● **The problem**
Collect all lines from the listing that include the string "text".

++++ Records provided

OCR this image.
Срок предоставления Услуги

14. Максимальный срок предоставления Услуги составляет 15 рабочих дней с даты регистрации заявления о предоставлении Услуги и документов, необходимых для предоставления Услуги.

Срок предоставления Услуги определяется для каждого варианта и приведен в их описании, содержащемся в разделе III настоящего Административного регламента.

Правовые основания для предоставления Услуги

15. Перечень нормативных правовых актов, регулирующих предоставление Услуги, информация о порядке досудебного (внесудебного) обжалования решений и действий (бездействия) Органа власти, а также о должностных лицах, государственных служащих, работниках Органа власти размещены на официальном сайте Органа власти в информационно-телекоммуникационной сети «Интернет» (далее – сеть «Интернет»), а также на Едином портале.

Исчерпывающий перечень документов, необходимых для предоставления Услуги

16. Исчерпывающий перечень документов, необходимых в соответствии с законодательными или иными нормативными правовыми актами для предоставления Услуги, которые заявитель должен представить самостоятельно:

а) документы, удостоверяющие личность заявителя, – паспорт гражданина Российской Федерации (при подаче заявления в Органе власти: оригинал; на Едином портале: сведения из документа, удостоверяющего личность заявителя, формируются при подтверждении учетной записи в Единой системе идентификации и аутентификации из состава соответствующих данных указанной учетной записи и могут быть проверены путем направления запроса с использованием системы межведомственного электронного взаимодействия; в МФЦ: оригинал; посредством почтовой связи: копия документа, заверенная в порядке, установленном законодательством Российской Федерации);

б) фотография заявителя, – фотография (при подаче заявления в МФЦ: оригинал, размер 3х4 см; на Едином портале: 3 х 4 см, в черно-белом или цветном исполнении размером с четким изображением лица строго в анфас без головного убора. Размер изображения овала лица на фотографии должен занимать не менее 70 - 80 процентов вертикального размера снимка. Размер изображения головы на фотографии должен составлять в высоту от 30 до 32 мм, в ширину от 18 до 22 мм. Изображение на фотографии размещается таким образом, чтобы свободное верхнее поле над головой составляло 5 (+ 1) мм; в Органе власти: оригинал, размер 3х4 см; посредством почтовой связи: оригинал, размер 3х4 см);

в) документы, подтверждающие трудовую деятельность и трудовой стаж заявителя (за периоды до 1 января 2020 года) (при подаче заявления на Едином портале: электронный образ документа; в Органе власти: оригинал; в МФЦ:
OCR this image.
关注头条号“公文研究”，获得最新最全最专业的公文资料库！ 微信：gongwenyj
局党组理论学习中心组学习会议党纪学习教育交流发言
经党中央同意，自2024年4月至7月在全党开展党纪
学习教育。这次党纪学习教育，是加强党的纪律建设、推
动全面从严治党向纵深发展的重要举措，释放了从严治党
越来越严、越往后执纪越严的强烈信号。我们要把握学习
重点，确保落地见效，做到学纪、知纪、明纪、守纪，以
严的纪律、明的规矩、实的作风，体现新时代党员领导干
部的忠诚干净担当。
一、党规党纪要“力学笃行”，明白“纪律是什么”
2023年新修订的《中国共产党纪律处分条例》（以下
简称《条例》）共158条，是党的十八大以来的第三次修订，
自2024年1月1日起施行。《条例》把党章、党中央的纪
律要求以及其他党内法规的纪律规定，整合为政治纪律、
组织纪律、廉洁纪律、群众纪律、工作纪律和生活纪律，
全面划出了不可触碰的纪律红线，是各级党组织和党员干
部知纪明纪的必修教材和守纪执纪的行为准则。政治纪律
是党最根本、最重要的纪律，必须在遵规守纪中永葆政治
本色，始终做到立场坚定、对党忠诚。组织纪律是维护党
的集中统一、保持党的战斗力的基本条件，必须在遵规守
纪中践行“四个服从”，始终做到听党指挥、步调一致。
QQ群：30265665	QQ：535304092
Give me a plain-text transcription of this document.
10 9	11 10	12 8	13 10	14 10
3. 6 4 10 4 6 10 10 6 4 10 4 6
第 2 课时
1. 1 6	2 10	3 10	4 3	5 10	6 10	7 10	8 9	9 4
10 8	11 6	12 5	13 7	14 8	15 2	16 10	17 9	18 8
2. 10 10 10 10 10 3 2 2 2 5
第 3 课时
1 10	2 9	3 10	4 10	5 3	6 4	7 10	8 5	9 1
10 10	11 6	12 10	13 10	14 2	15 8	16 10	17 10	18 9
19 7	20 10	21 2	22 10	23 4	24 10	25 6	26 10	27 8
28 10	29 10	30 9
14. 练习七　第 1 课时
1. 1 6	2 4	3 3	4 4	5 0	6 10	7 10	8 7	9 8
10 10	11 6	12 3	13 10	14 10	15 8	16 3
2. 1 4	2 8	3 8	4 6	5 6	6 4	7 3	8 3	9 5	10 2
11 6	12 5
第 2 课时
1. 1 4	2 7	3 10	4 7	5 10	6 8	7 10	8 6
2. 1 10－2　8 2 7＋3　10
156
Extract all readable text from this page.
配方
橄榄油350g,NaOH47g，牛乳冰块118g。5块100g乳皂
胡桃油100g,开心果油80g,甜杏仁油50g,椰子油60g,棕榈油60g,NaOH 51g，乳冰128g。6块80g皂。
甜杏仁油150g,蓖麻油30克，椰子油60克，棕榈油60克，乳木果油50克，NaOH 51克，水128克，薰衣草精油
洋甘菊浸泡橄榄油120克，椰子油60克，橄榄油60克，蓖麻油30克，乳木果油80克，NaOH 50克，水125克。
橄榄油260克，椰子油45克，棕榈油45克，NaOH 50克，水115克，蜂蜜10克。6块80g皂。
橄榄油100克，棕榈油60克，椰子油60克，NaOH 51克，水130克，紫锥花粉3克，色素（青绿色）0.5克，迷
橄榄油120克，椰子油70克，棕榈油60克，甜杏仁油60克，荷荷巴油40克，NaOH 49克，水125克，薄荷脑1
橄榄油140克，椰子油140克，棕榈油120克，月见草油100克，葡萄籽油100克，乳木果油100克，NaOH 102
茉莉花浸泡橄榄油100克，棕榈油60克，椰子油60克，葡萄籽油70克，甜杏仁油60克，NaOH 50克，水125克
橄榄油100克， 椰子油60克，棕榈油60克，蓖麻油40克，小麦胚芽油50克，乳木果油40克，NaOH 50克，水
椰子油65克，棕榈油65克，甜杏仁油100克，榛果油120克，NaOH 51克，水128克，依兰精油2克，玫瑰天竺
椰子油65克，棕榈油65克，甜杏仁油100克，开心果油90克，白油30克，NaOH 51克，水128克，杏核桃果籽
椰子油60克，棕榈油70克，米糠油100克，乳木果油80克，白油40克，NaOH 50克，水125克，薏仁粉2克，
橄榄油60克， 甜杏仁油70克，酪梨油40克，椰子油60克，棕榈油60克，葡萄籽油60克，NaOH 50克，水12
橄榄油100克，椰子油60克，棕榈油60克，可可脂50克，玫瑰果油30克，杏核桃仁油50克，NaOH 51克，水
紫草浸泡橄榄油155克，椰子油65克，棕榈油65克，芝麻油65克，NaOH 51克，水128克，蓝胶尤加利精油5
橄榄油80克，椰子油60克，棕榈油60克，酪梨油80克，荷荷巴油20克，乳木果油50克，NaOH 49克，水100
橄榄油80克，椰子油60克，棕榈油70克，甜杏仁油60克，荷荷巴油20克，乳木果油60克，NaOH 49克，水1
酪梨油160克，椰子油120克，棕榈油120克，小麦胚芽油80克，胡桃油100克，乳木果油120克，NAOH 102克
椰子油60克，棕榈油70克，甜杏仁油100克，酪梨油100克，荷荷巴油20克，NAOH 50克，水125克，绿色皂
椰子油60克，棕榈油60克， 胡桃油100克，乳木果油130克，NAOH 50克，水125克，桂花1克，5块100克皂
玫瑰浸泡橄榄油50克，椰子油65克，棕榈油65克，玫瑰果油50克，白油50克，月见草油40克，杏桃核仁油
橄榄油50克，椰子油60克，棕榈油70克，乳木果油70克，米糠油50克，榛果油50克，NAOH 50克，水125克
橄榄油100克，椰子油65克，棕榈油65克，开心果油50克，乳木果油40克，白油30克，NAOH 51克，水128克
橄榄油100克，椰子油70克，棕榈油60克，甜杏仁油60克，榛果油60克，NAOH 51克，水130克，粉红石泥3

++++++++

● **Correct result**
Give me a plain-text transcription of this document.
Extract all readable text from this page.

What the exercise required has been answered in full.